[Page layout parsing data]
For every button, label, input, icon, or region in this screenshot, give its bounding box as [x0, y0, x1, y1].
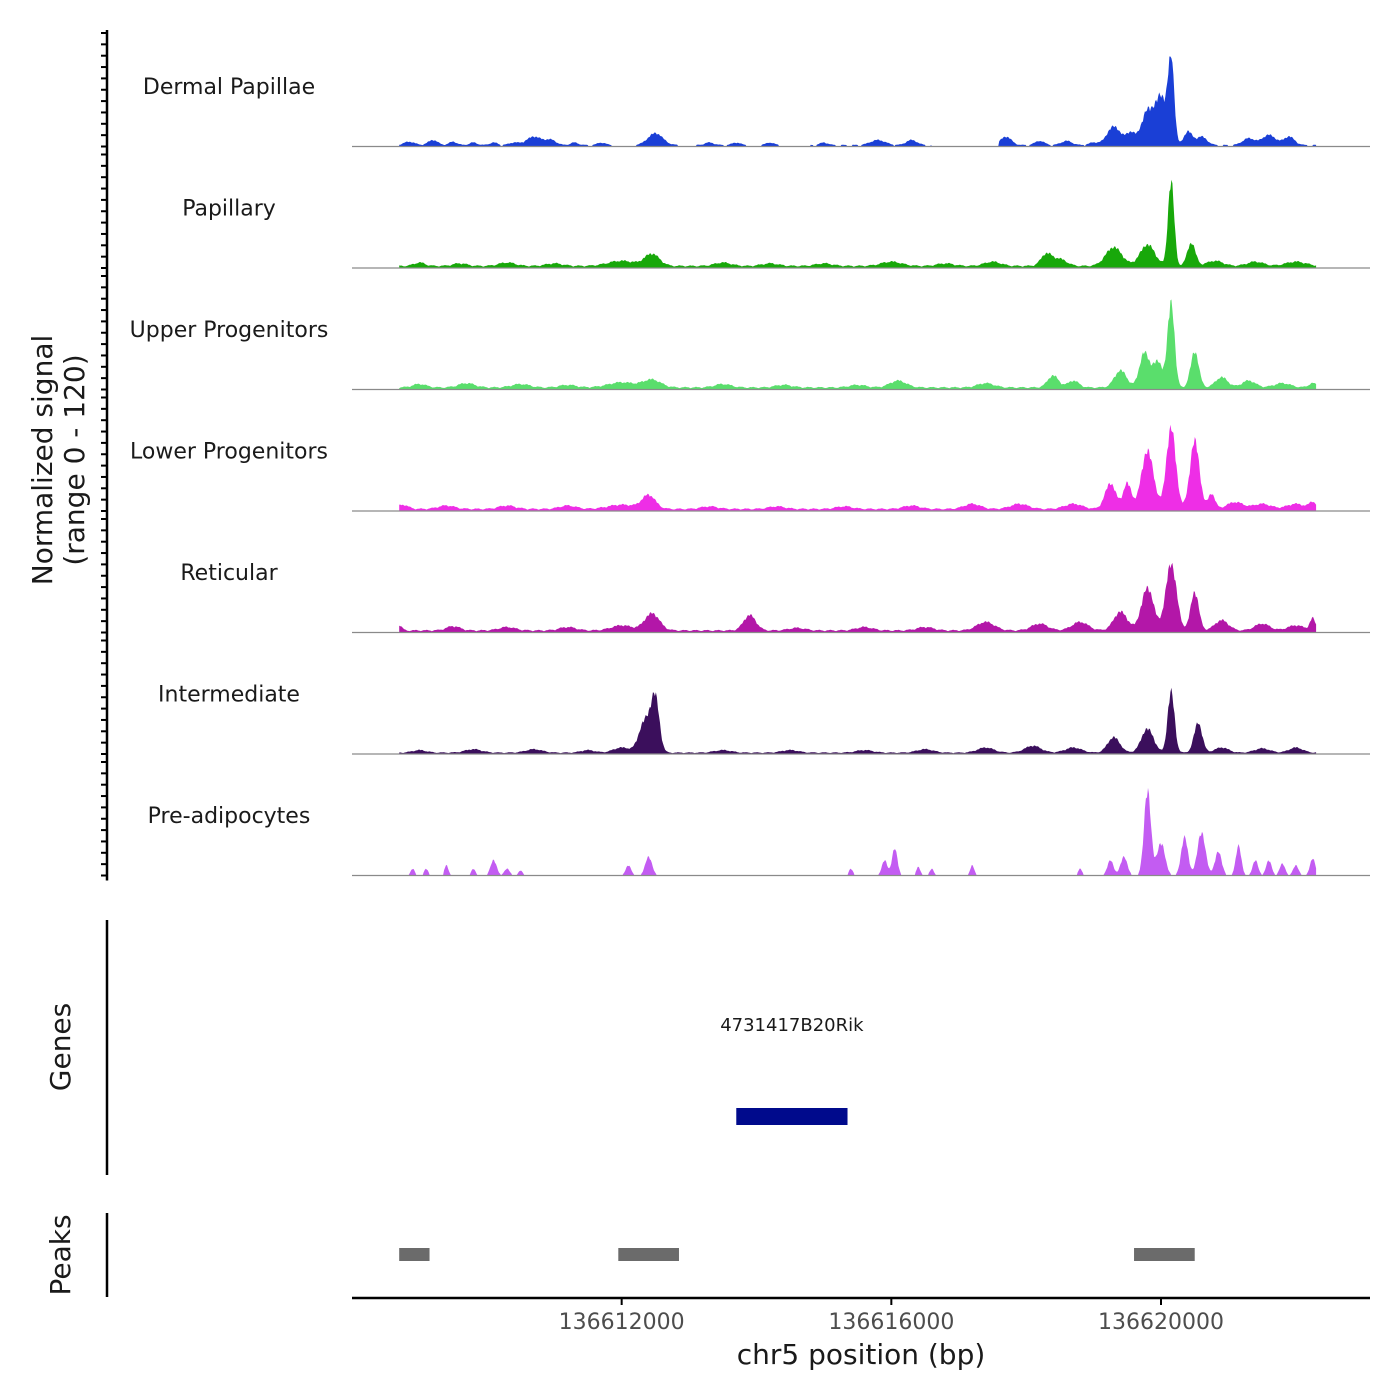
track-intermediate: Intermediate: [101, 639, 1370, 755]
signal-area: [399, 562, 1317, 633]
gene-body: [736, 1108, 848, 1125]
track-label: Reticular: [180, 561, 278, 586]
signal-area: [399, 424, 1317, 511]
track-reticular: Reticular: [101, 518, 1370, 634]
y-axis-title-line1: Normalized signal: [26, 335, 59, 586]
peaks-axis-title: Peaks: [44, 1214, 77, 1295]
genes-panel: Genes 4731417B20Rik: [44, 920, 864, 1175]
signal-area: [399, 56, 1317, 147]
track-label: Upper Progenitors: [130, 318, 329, 343]
signal-area: [399, 787, 1317, 876]
track-lower-progenitors: Lower Progenitors: [101, 396, 1370, 512]
signal-area: [399, 299, 1317, 390]
signal-area: [399, 687, 1317, 754]
track-label: Intermediate: [158, 683, 300, 708]
x-axis-title: chr5 position (bp): [737, 1338, 986, 1371]
y-axis-title-line2: (range 0 - 120): [58, 354, 91, 565]
peak-region: [618, 1248, 679, 1261]
track-papillary: Papillary: [101, 153, 1370, 269]
peak-region: [399, 1248, 430, 1261]
track-upper-progenitors: Upper Progenitors: [101, 275, 1370, 391]
signal-area: [399, 179, 1317, 268]
track-label: Dermal Papillae: [143, 75, 315, 100]
x-tick-label: 136620000: [1098, 1310, 1224, 1335]
track-label: Lower Progenitors: [130, 440, 328, 465]
track-pre-adipocytes: Pre-adipocytes: [101, 761, 1370, 877]
x-axis: chr5 position (bp) 136612000 136616000 136…: [352, 1296, 1370, 1371]
peaks-panel: Peaks: [44, 1213, 1195, 1297]
genes-axis-title: Genes: [44, 1003, 77, 1091]
track-dermal-papillae: Dermal Papillae: [101, 32, 1370, 148]
track-label: Pre-adipocytes: [148, 804, 311, 829]
x-tick-label: 136612000: [559, 1310, 685, 1335]
gene-label: 4731417B20Rik: [720, 1015, 864, 1036]
x-tick-label: 136616000: [828, 1310, 954, 1335]
peak-region: [1134, 1248, 1195, 1261]
track-label: Papillary: [182, 197, 276, 222]
coverage-tracks: Dermal Papillae Papillary Upper Progenitor…: [101, 30, 1370, 881]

◆ Problem statement: From the data above, count the lines that contain "Genes" and write only that count.

◆ Response to the task: 2